=== Work to be completed ===
Reproduce the data that follows in its entirety, character for character.

++++++++

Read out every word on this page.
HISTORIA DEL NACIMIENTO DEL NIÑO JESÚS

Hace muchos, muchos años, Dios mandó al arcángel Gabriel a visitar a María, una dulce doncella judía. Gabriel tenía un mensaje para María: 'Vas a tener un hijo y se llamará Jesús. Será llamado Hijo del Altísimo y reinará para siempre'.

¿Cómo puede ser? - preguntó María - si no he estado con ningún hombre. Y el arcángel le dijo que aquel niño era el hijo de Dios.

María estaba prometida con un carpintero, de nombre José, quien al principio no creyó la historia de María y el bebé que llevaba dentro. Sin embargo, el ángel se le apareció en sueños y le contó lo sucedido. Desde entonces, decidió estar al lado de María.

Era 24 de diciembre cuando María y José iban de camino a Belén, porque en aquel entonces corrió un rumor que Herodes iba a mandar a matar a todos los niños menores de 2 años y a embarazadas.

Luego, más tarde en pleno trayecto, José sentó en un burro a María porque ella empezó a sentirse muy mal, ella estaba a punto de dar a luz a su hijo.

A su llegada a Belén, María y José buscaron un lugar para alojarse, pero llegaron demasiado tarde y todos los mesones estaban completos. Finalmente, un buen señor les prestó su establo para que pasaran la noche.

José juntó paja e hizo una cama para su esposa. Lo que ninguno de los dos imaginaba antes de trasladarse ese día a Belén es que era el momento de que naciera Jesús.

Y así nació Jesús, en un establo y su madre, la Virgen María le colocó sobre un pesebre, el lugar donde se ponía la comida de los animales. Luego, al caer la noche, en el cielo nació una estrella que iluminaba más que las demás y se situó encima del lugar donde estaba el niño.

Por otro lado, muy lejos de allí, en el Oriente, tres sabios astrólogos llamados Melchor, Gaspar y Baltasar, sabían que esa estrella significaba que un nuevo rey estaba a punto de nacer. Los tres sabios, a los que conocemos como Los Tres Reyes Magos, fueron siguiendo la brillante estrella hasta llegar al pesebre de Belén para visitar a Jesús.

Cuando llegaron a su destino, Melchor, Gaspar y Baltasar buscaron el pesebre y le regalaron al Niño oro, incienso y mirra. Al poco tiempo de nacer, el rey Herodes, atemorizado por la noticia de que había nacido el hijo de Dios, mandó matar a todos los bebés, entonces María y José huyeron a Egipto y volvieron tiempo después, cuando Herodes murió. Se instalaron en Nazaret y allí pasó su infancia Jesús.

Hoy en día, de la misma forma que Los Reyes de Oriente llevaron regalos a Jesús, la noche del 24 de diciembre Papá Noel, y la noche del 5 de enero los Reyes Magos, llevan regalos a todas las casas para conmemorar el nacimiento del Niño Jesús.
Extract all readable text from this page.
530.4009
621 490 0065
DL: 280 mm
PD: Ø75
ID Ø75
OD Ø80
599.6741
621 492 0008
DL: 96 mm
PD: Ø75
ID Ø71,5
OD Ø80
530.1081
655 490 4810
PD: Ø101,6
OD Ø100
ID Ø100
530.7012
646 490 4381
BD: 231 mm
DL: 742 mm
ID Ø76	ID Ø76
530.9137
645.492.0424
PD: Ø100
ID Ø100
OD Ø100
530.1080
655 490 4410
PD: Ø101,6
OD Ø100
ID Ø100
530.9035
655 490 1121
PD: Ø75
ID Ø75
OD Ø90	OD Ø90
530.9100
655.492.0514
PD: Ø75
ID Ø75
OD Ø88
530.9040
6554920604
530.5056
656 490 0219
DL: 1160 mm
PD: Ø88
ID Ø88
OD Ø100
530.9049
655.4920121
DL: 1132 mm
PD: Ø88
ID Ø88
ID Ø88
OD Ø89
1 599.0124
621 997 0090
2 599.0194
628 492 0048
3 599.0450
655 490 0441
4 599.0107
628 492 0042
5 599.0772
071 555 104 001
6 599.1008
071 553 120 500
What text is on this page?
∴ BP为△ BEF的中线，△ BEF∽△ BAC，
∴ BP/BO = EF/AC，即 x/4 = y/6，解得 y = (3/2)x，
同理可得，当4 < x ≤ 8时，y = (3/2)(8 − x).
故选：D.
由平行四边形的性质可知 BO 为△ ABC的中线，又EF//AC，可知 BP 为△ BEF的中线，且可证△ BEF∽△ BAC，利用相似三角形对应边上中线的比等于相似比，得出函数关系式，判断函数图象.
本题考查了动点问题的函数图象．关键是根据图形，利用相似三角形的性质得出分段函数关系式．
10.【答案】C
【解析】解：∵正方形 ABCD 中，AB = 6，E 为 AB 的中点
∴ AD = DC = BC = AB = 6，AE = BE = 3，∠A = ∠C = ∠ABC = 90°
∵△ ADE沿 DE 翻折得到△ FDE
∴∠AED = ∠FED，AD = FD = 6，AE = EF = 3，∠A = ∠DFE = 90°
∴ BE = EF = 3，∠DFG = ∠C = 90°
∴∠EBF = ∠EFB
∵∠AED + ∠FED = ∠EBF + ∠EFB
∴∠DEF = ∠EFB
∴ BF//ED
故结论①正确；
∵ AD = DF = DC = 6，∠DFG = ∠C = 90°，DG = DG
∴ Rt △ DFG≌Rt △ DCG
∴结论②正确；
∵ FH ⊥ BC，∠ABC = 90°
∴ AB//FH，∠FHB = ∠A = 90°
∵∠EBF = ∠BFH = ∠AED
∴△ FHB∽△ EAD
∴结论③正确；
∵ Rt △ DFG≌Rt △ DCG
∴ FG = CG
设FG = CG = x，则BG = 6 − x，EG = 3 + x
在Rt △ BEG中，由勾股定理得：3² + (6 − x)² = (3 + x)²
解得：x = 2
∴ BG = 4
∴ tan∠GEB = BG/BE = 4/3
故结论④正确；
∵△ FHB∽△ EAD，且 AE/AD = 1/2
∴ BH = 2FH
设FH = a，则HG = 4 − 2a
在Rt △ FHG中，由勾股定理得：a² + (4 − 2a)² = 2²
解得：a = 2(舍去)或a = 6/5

++++++++

=== Full response ===
Read out every word on this page.
HISTORIA DEL NACIMIENTO DEL NIÑO JESÚS

Hace muchos, muchos años, Dios mandó al arcángel Gabriel a visitar a María, una dulce doncella judía. Gabriel tenía un mensaje para María: 'Vas a tener un hijo y se llamará Jesús. Será llamado Hijo del Altísimo y reinará para siempre'.

¿Cómo puede ser? - preguntó María - si no he estado con ningún hombre. Y el arcángel le dijo que aquel niño era el hijo de Dios.

María estaba prometida con un carpintero, de nombre José, quien al principio no creyó la historia de María y el bebé que llevaba dentro. Sin embargo, el ángel se le apareció en sueños y le contó lo sucedido. Desde entonces, decidió estar al lado de María.

Era 24 de diciembre cuando María y José iban de camino a Belén, porque en aquel entonces corrió un rumor que Herodes iba a mandar a matar a todos los niños menores de 2 años y a embarazadas.

Luego, más tarde en pleno trayecto, José sentó en un burro a María porque ella empezó a sentirse muy mal, ella estaba a punto de dar a luz a su hijo.

A su llegada a Belén, María y José buscaron un lugar para alojarse, pero llegaron demasiado tarde y todos los mesones estaban completos. Finalmente, un buen señor les prestó su establo para que pasaran la noche.

José juntó paja e hizo una cama para su esposa. Lo que ninguno de los dos imaginaba antes de trasladarse ese día a Belén es que era el momento de que naciera Jesús.

Y así nació Jesús, en un establo y su madre, la Virgen María le colocó sobre un pesebre, el lugar donde se ponía la comida de los animales. Luego, al caer la noche, en el cielo nació una estrella que iluminaba más que las demás y se situó encima del lugar donde estaba el niño.

Por otro lado, muy lejos de allí, en el Oriente, tres sabios astrólogos llamados Melchor, Gaspar y Baltasar, sabían que esa estrella significaba que un nuevo rey estaba a punto de nacer. Los tres sabios, a los que conocemos como Los Tres Reyes Magos, fueron siguiendo la brillante estrella hasta llegar al pesebre de Belén para visitar a Jesús.

Cuando llegaron a su destino, Melchor, Gaspar y Baltasar buscaron el pesebre y le regalaron al Niño oro, incienso y mirra. Al poco tiempo de nacer, el rey Herodes, atemorizado por la noticia de que había nacido el hijo de Dios, mandó matar a todos los bebés, entonces María y José huyeron a Egipto y volvieron tiempo después, cuando Herodes murió. Se instalaron en Nazaret y allí pasó su infancia Jesús.

Hoy en día, de la misma forma que Los Reyes de Oriente llevaron regalos a Jesús, la noche del 24 de diciembre Papá Noel, y la noche del 5 de enero los Reyes Magos, llevan regalos a todas las casas para conmemorar el nacimiento del Niño Jesús.
Extract all readable text from this page.
530.4009
621 490 0065
DL: 280 mm
PD: Ø75
ID Ø75
OD Ø80
599.6741
621 492 0008
DL: 96 mm
PD: Ø75
ID Ø71,5
OD Ø80
530.1081
655 490 4810
PD: Ø101,6
OD Ø100
ID Ø100
530.7012
646 490 4381
BD: 231 mm
DL: 742 mm
ID Ø76	ID Ø76
530.9137
645.492.0424
PD: Ø100
ID Ø100
OD Ø100
530.1080
655 490 4410
PD: Ø101,6
OD Ø100
ID Ø100
530.9035
655 490 1121
PD: Ø75
ID Ø75
OD Ø90	OD Ø90
530.9100
655.492.0514
PD: Ø75
ID Ø75
OD Ø88
530.9040
6554920604
530.5056
656 490 0219
DL: 1160 mm
PD: Ø88
ID Ø88
OD Ø100
530.9049
655.4920121
DL: 1132 mm
PD: Ø88
ID Ø88
ID Ø88
OD Ø89
1 599.0124
621 997 0090
2 599.0194
628 492 0048
3 599.0450
655 490 0441
4 599.0107
628 492 0042
5 599.0772
071 555 104 001
6 599.1008
071 553 120 500
What text is on this page?
∴ BP为△ BEF的中线，△ BEF∽△ BAC，
∴ BP/BO = EF/AC，即 x/4 = y/6，解得 y = (3/2)x，
同理可得，当4 < x ≤ 8时，y = (3/2)(8 − x).
故选：D.
由平行四边形的性质可知 BO 为△ ABC的中线，又EF//AC，可知 BP 为△ BEF的中线，且可证△ BEF∽△ BAC，利用相似三角形对应边上中线的比等于相似比，得出函数关系式，判断函数图象.
本题考查了动点问题的函数图象．关键是根据图形，利用相似三角形的性质得出分段函数关系式．
10.【答案】C
【解析】解：∵正方形 ABCD 中，AB = 6，E 为 AB 的中点
∴ AD = DC = BC = AB = 6，AE = BE = 3，∠A = ∠C = ∠ABC = 90°
∵△ ADE沿 DE 翻折得到△ FDE
∴∠AED = ∠FED，AD = FD = 6，AE = EF = 3，∠A = ∠DFE = 90°
∴ BE = EF = 3，∠DFG = ∠C = 90°
∴∠EBF = ∠EFB
∵∠AED + ∠FED = ∠EBF + ∠EFB
∴∠DEF = ∠EFB
∴ BF//ED
故结论①正确；
∵ AD = DF = DC = 6，∠DFG = ∠C = 90°，DG = DG
∴ Rt △ DFG≌Rt △ DCG
∴结论②正确；
∵ FH ⊥ BC，∠ABC = 90°
∴ AB//FH，∠FHB = ∠A = 90°
∵∠EBF = ∠BFH = ∠AED
∴△ FHB∽△ EAD
∴结论③正确；
∵ Rt △ DFG≌Rt △ DCG
∴ FG = CG
设FG = CG = x，则BG = 6 − x，EG = 3 + x
在Rt △ BEG中，由勾股定理得：3² + (6 − x)² = (3 + x)²
解得：x = 2
∴ BG = 4
∴ tan∠GEB = BG/BE = 4/3
故结论④正确；
∵△ FHB∽△ EAD，且 AE/AD = 1/2
∴ BH = 2FH
设FH = a，则HG = 4 − 2a
在Rt △ FHG中，由勾股定理得：a² + (4 − 2a)² = 2²
解得：a = 2(舍去)或a = 6/5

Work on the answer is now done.